EXERCISE TASK: Spot each line in the records below where the word "excl" occurs, then copy it.
_ _ _ _ _ _ _
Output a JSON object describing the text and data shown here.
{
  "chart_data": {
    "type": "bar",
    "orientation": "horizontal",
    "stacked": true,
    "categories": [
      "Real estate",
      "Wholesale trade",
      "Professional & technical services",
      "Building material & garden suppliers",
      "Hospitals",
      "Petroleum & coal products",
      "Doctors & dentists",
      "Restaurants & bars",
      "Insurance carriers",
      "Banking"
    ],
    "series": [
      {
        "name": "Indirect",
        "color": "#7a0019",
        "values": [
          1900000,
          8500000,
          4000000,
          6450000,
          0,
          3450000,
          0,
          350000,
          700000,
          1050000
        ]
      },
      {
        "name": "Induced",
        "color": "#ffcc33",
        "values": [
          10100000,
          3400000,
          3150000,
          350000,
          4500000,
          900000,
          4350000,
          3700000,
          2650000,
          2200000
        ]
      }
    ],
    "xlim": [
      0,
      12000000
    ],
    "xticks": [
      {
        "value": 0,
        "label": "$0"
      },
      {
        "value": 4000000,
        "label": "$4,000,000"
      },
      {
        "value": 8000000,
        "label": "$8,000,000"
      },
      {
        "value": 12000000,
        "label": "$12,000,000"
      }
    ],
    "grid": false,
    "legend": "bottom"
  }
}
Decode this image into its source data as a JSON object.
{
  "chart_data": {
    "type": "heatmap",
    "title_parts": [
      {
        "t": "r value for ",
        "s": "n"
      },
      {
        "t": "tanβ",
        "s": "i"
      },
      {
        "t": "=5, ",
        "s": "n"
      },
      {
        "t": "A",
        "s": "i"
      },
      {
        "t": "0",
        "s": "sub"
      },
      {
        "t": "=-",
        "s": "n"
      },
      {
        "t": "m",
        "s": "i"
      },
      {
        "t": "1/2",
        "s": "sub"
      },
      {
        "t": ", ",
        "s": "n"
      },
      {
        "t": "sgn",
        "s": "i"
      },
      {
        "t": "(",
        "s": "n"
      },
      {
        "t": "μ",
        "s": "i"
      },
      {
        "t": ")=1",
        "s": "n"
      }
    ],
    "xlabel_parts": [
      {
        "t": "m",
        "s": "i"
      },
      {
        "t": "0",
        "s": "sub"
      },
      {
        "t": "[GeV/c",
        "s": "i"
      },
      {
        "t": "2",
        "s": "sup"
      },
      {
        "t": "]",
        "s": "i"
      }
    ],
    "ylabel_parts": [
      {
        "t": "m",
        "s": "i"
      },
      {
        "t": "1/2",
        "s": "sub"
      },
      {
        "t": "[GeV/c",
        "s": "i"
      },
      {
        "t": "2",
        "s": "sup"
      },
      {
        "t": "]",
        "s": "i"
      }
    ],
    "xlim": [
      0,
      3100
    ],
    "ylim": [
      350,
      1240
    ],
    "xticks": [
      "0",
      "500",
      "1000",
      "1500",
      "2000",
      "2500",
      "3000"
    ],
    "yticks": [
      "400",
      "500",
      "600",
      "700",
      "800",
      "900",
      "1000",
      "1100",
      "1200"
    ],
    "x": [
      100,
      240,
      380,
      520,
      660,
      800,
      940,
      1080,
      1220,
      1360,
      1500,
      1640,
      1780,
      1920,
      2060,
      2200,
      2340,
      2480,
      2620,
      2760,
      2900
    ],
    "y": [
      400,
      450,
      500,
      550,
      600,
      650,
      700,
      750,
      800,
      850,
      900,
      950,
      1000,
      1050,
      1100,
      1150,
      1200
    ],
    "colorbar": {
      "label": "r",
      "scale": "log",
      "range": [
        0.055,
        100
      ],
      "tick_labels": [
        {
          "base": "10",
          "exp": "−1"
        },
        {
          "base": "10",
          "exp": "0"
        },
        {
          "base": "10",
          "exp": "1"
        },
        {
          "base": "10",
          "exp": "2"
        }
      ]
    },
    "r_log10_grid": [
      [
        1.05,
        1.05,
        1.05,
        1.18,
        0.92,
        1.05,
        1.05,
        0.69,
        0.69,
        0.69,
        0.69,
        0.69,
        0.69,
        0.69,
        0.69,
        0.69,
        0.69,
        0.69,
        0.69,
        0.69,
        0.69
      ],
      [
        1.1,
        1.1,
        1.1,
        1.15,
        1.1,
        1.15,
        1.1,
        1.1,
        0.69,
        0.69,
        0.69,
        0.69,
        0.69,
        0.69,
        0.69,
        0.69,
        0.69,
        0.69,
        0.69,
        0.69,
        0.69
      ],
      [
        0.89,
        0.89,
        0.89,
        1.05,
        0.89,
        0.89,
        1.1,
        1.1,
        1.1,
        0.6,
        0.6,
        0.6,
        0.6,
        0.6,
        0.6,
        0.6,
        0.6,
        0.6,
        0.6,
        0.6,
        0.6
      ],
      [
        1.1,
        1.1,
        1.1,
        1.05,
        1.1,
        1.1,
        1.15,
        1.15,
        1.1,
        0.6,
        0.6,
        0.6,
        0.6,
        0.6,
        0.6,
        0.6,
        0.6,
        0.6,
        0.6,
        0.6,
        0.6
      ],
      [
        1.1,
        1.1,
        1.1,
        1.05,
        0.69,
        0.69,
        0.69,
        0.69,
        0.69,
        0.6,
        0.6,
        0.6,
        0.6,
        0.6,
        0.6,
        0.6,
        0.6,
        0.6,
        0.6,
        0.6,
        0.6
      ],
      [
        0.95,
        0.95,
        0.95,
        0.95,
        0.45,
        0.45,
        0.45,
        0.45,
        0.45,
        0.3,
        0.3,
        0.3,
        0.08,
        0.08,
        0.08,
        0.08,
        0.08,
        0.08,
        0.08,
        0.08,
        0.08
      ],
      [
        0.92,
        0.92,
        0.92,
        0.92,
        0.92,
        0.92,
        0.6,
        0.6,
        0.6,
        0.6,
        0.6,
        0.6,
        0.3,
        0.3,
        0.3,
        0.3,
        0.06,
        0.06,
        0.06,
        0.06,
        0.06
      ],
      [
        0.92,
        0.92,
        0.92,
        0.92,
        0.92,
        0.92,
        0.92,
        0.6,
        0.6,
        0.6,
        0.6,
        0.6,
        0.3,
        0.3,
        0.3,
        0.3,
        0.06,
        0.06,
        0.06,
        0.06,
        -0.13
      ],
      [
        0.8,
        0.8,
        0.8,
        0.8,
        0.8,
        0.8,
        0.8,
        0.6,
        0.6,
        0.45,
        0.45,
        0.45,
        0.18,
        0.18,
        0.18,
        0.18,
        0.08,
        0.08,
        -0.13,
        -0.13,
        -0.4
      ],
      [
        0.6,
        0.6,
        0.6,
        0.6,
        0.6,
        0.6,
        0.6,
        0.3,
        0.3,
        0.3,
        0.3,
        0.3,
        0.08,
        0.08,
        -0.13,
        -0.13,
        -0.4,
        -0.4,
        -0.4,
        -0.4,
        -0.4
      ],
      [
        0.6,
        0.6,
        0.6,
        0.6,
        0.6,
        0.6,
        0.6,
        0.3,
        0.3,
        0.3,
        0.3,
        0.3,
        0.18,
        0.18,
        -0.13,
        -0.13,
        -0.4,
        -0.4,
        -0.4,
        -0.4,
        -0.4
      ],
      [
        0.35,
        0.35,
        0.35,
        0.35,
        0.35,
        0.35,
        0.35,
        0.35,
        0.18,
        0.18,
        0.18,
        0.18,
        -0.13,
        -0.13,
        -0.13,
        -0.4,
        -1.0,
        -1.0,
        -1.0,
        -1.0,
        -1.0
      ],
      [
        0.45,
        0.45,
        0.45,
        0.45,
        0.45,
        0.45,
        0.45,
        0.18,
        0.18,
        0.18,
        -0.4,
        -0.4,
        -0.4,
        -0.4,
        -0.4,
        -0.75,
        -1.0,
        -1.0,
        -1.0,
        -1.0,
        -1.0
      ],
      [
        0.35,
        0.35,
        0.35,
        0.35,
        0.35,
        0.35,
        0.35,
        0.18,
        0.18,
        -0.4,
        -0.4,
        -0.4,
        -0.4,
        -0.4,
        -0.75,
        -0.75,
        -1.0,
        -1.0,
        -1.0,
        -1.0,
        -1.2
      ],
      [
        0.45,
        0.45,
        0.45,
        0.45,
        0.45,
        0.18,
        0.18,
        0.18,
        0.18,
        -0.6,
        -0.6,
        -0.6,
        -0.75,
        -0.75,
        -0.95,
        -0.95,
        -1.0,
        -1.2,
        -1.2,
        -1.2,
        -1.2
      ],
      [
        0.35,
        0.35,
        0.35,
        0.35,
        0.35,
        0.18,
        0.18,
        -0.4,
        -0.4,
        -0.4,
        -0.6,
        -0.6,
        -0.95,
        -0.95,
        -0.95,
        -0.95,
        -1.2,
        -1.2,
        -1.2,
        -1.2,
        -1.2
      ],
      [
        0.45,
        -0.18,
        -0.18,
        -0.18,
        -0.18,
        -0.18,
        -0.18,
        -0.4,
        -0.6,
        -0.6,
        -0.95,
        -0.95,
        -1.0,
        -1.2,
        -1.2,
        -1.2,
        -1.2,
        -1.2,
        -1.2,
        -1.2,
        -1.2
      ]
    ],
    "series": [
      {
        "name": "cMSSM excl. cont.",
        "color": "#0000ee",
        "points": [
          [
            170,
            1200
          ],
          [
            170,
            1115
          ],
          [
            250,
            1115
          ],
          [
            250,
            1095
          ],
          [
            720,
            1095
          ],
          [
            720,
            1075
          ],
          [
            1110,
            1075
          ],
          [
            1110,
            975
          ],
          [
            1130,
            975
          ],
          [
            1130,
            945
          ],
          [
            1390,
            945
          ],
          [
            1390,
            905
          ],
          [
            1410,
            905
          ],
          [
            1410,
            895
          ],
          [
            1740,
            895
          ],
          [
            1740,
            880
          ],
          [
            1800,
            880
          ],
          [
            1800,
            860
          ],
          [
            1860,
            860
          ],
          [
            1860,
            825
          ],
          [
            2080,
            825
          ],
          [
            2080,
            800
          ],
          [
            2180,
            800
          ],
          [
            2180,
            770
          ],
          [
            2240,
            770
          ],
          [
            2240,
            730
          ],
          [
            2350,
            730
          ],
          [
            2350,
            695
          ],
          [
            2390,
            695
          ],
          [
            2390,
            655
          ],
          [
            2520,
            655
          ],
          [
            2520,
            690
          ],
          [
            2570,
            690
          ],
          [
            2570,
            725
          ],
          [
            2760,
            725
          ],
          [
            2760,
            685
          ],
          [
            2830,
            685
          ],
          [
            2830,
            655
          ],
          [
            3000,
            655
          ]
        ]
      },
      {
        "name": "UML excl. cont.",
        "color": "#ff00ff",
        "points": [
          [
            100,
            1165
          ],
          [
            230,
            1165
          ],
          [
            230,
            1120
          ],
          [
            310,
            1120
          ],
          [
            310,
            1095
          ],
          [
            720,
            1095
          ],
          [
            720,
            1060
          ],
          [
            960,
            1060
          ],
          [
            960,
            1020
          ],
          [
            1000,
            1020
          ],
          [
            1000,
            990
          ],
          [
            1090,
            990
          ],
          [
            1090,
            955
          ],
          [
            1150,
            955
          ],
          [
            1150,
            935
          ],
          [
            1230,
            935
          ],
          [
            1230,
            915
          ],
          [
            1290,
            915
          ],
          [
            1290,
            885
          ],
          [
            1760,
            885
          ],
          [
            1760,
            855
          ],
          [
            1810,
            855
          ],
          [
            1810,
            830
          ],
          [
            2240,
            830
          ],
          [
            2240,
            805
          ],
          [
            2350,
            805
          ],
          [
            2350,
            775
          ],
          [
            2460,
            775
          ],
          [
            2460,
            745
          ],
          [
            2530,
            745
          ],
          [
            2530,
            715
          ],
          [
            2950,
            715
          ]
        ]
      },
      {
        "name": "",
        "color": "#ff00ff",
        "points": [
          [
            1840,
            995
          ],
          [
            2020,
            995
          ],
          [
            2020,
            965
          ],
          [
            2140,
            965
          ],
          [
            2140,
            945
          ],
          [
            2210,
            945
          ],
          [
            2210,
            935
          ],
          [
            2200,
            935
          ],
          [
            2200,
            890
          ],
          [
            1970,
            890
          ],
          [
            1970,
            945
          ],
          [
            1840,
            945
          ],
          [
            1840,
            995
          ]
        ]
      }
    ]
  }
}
_ _ _ _ _ _ _
OUTPUT FOR THIS TASK:
        "name": "cMSSM excl. cont.",
        "name": "UML excl. cont.",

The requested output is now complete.